--- START OF Extracted entries ---

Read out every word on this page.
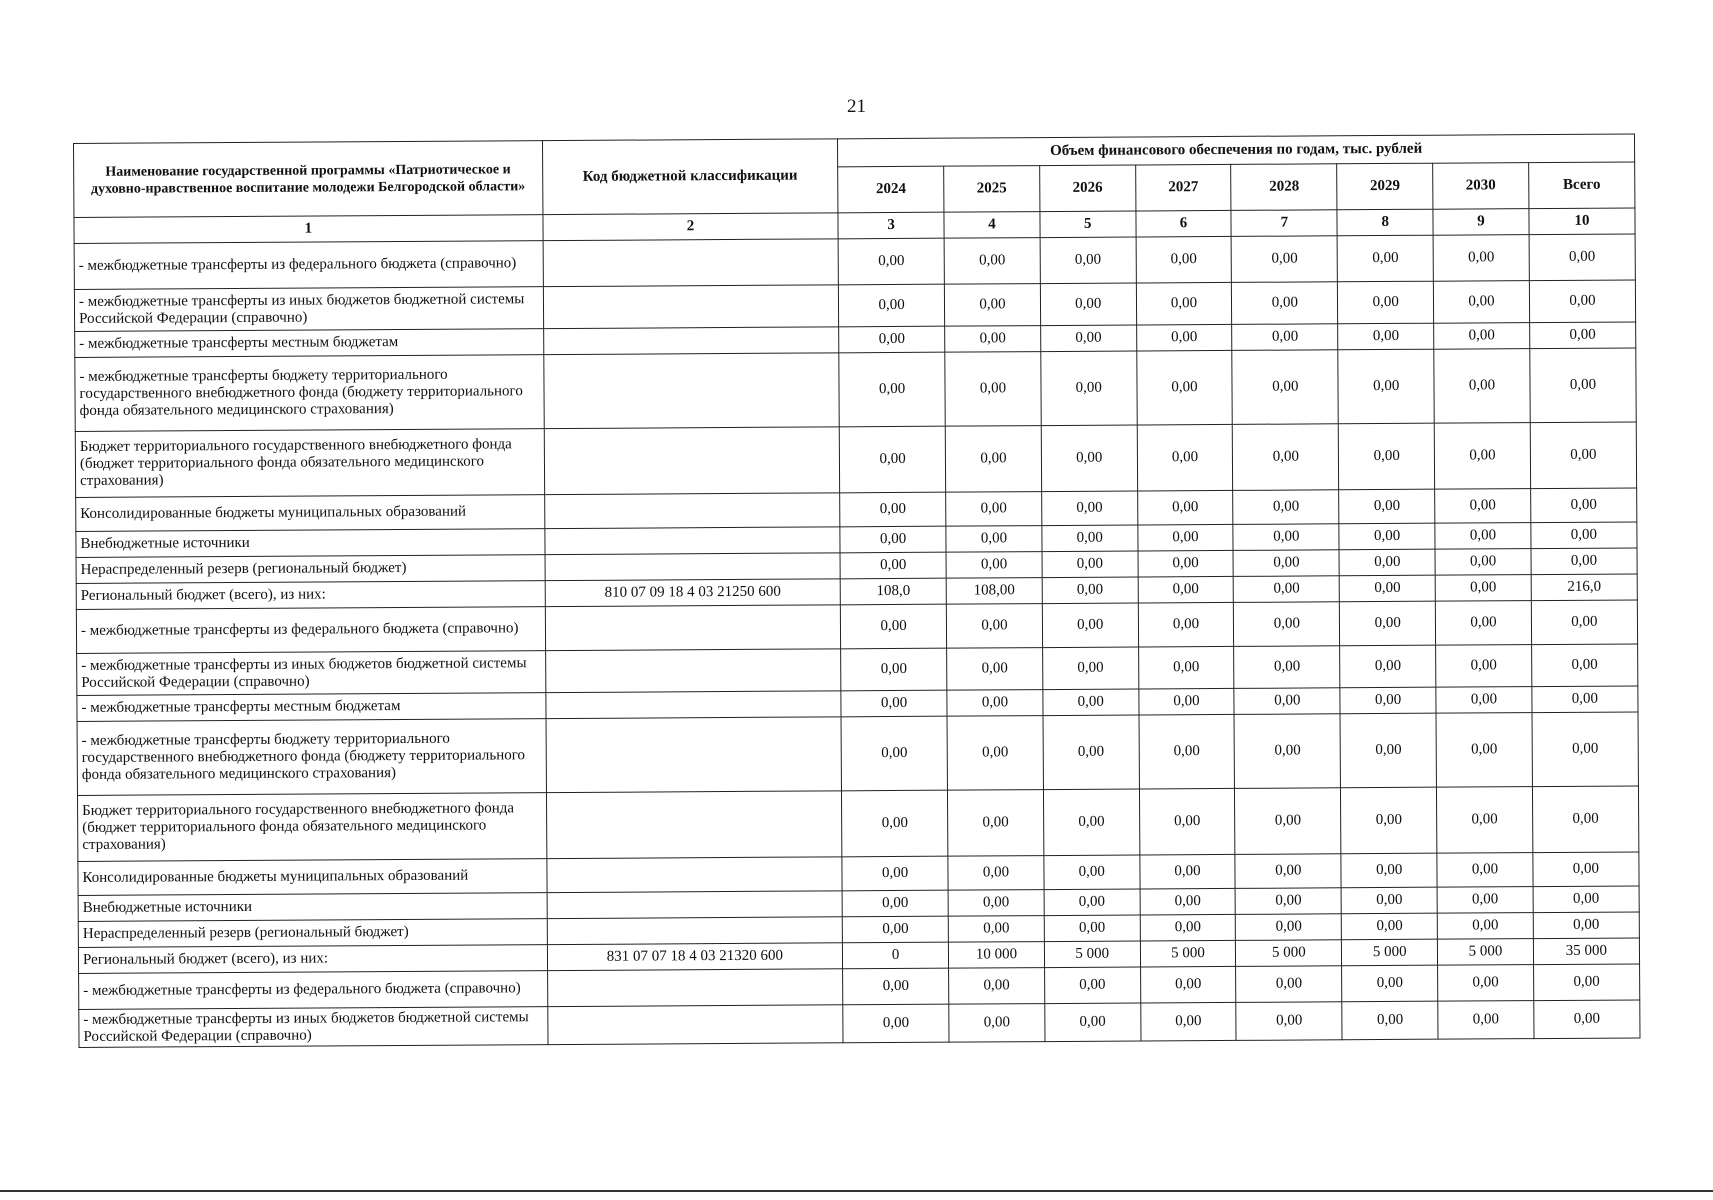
21
Наименование государственной программы «Патриотическое и духовно-нравственное воспитание молодежи Белгородской области»	Код бюджетной классификации	Объем финансового обеспечения по годам, тыс. рублей							
		2024	2025	2026	2027	2028	2029	2030	Всего
1	2	3	4	5	6	7	8	9	10
- межбюджетные трансферты из федерального бюджета (справочно)		0,00	0,00	0,00	0,00	0,00	0,00	0,00	0,00
- межбюджетные трансферты из иных бюджетов бюджетной системы Российской Федерации (справочно)		0,00	0,00	0,00	0,00	0,00	0,00	0,00	0,00
- межбюджетные трансферты местным бюджетам		0,00	0,00	0,00	0,00	0,00	0,00	0,00	0,00
- межбюджетные трансферты бюджету территориального государственного внебюджетного фонда (бюджету территориального фонда обязательного медицинского страхования)		0,00	0,00	0,00	0,00	0,00	0,00	0,00	0,00
Бюджет территориального государственного внебюджетного фонда (бюджет территориального фонда обязательного медицинского страхования)		0,00	0,00	0,00	0,00	0,00	0,00	0,00	0,00
Консолидированные бюджеты муниципальных образований		0,00	0,00	0,00	0,00	0,00	0,00	0,00	0,00
Внебюджетные источники		0,00	0,00	0,00	0,00	0,00	0,00	0,00	0,00
Нераспределенный резерв (региональный бюджет)		0,00	0,00	0,00	0,00	0,00	0,00	0,00	0,00
Региональный бюджет (всего), из них:	810 07 09 18 4 03 21250 600	108,0	108,00	0,00	0,00	0,00	0,00	0,00	216,0
- межбюджетные трансферты из федерального бюджета (справочно)		0,00	0,00	0,00	0,00	0,00	0,00	0,00	0,00
- межбюджетные трансферты из иных бюджетов бюджетной системы Российской Федерации (справочно)		0,00	0,00	0,00	0,00	0,00	0,00	0,00	0,00
- межбюджетные трансферты местным бюджетам		0,00	0,00	0,00	0,00	0,00	0,00	0,00	0,00
- межбюджетные трансферты бюджету территориального государственного внебюджетного фонда (бюджету территориального фонда обязательного медицинского страхования)		0,00	0,00	0,00	0,00	0,00	0,00	0,00	0,00
Бюджет территориального государственного внебюджетного фонда (бюджет территориального фонда обязательного медицинского страхования)		0,00	0,00	0,00	0,00	0,00	0,00	0,00	0,00
Консолидированные бюджеты муниципальных образований		0,00	0,00	0,00	0,00	0,00	0,00	0,00	0,00
Внебюджетные источники		0,00	0,00	0,00	0,00	0,00	0,00	0,00	0,00
Нераспределенный резерв (региональный бюджет)		0,00	0,00	0,00	0,00	0,00	0,00	0,00	0,00
Региональный бюджет (всего), из них:	831 07 07 18 4 03 21320 600	0	10 000	5 000	5 000	5 000	5 000	5 000	35 000
- межбюджетные трансферты из федерального бюджета (справочно)		0,00	0,00	0,00	0,00	0,00	0,00	0,00	0,00
- межбюджетные трансферты из иных бюджетов бюджетной системы Российской Федерации (справочно)		0,00	0,00	0,00	0,00	0,00	0,00	0,00	0,00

--- END OF Extracted entries ---

## [Exercise]
Leave the pictures out, and print every line of the listing exactly as written.

## [Task answer]
Read out every word on this page.
21
Наименование государственной программы «Патриотическое и духовно-нравственное воспитание молодежи Белгородской области»	Код бюджетной классификации	Объем финансового обеспечения по годам, тыс. рублей							
		2024	2025	2026	2027	2028	2029	2030	Всего
1	2	3	4	5	6	7	8	9	10
- межбюджетные трансферты из федерального бюджета (справочно)		0,00	0,00	0,00	0,00	0,00	0,00	0,00	0,00
- межбюджетные трансферты из иных бюджетов бюджетной системы Российской Федерации (справочно)		0,00	0,00	0,00	0,00	0,00	0,00	0,00	0,00
- межбюджетные трансферты местным бюджетам		0,00	0,00	0,00	0,00	0,00	0,00	0,00	0,00
- межбюджетные трансферты бюджету территориального государственного внебюджетного фонда (бюджету территориального фонда обязательного медицинского страхования)		0,00	0,00	0,00	0,00	0,00	0,00	0,00	0,00
Бюджет территориального государственного внебюджетного фонда (бюджет территориального фонда обязательного медицинского страхования)		0,00	0,00	0,00	0,00	0,00	0,00	0,00	0,00
Консолидированные бюджеты муниципальных образований		0,00	0,00	0,00	0,00	0,00	0,00	0,00	0,00
Внебюджетные источники		0,00	0,00	0,00	0,00	0,00	0,00	0,00	0,00
Нераспределенный резерв (региональный бюджет)		0,00	0,00	0,00	0,00	0,00	0,00	0,00	0,00
Региональный бюджет (всего), из них:	810 07 09 18 4 03 21250 600	108,0	108,00	0,00	0,00	0,00	0,00	0,00	216,0
- межбюджетные трансферты из федерального бюджета (справочно)		0,00	0,00	0,00	0,00	0,00	0,00	0,00	0,00
- межбюджетные трансферты из иных бюджетов бюджетной системы Российской Федерации (справочно)		0,00	0,00	0,00	0,00	0,00	0,00	0,00	0,00
- межбюджетные трансферты местным бюджетам		0,00	0,00	0,00	0,00	0,00	0,00	0,00	0,00
- межбюджетные трансферты бюджету территориального государственного внебюджетного фонда (бюджету территориального фонда обязательного медицинского страхования)		0,00	0,00	0,00	0,00	0,00	0,00	0,00	0,00
Бюджет территориального государственного внебюджетного фонда (бюджет территориального фонда обязательного медицинского страхования)		0,00	0,00	0,00	0,00	0,00	0,00	0,00	0,00
Консолидированные бюджеты муниципальных образований		0,00	0,00	0,00	0,00	0,00	0,00	0,00	0,00
Внебюджетные источники		0,00	0,00	0,00	0,00	0,00	0,00	0,00	0,00
Нераспределенный резерв (региональный бюджет)		0,00	0,00	0,00	0,00	0,00	0,00	0,00	0,00
Региональный бюджет (всего), из них:	831 07 07 18 4 03 21320 600	0	10 000	5 000	5 000	5 000	5 000	5 000	35 000
- межбюджетные трансферты из федерального бюджета (справочно)		0,00	0,00	0,00	0,00	0,00	0,00	0,00	0,00
- межбюджетные трансферты из иных бюджетов бюджетной системы Российской Федерации (справочно)		0,00	0,00	0,00	0,00	0,00	0,00	0,00	0,00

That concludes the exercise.